» REQUIREMENT
Write out the full set of records below exactly.

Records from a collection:
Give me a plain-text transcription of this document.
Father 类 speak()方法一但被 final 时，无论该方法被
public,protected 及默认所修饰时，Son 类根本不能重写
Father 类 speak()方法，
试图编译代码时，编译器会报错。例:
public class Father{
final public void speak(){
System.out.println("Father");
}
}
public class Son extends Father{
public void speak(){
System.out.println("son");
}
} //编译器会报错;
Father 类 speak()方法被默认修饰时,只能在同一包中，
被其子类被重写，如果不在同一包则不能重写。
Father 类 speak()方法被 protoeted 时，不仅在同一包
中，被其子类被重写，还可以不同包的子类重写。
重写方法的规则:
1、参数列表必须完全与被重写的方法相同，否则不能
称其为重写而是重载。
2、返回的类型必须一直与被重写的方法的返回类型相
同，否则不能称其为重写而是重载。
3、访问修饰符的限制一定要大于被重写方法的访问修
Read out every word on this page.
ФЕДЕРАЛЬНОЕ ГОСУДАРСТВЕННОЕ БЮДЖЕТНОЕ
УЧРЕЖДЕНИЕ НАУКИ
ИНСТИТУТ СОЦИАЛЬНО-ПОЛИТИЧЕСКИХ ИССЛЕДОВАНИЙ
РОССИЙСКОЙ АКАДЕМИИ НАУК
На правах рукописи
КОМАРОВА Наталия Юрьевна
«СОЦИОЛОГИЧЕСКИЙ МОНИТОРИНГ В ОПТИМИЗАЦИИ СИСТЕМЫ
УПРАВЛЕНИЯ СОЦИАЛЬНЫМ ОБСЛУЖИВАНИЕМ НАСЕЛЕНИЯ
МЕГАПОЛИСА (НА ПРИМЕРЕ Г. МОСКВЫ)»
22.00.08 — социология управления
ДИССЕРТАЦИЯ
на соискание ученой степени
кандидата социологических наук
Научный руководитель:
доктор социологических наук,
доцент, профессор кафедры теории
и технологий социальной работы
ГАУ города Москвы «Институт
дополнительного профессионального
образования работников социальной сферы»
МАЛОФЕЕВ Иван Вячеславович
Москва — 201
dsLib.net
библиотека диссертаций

» THE SOLUTION
Give me a plain-text transcription of this document.
Father 类 speak()方法一但被 final 时，无论该方法被
public,protected 及默认所修饰时，Son 类根本不能重写
Father 类 speak()方法，
试图编译代码时，编译器会报错。例:
public class Father{
final public void speak(){
System.out.println("Father");
}
}
public class Son extends Father{
public void speak(){
System.out.println("son");
}
} //编译器会报错;
Father 类 speak()方法被默认修饰时,只能在同一包中，
被其子类被重写，如果不在同一包则不能重写。
Father 类 speak()方法被 protoeted 时，不仅在同一包
中，被其子类被重写，还可以不同包的子类重写。
重写方法的规则:
1、参数列表必须完全与被重写的方法相同，否则不能
称其为重写而是重载。
2、返回的类型必须一直与被重写的方法的返回类型相
同，否则不能称其为重写而是重载。
3、访问修饰符的限制一定要大于被重写方法的访问修
Read out every word on this page.
ФЕДЕРАЛЬНОЕ ГОСУДАРСТВЕННОЕ БЮДЖЕТНОЕ
УЧРЕЖДЕНИЕ НАУКИ
ИНСТИТУТ СОЦИАЛЬНО-ПОЛИТИЧЕСКИХ ИССЛЕДОВАНИЙ
РОССИЙСКОЙ АКАДЕМИИ НАУК
На правах рукописи
КОМАРОВА Наталия Юрьевна
«СОЦИОЛОГИЧЕСКИЙ МОНИТОРИНГ В ОПТИМИЗАЦИИ СИСТЕМЫ
УПРАВЛЕНИЯ СОЦИАЛЬНЫМ ОБСЛУЖИВАНИЕМ НАСЕЛЕНИЯ
МЕГАПОЛИСА (НА ПРИМЕРЕ Г. МОСКВЫ)»
22.00.08 — социология управления
ДИССЕРТАЦИЯ
на соискание ученой степени
кандидата социологических наук
Научный руководитель:
доктор социологических наук,
доцент, профессор кафедры теории
и технологий социальной работы
ГАУ города Москвы «Институт
дополнительного профессионального
образования работников социальной сферы»
МАЛОФЕЕВ Иван Вячеславович
Москва — 201
dsLib.net
библиотека диссертаций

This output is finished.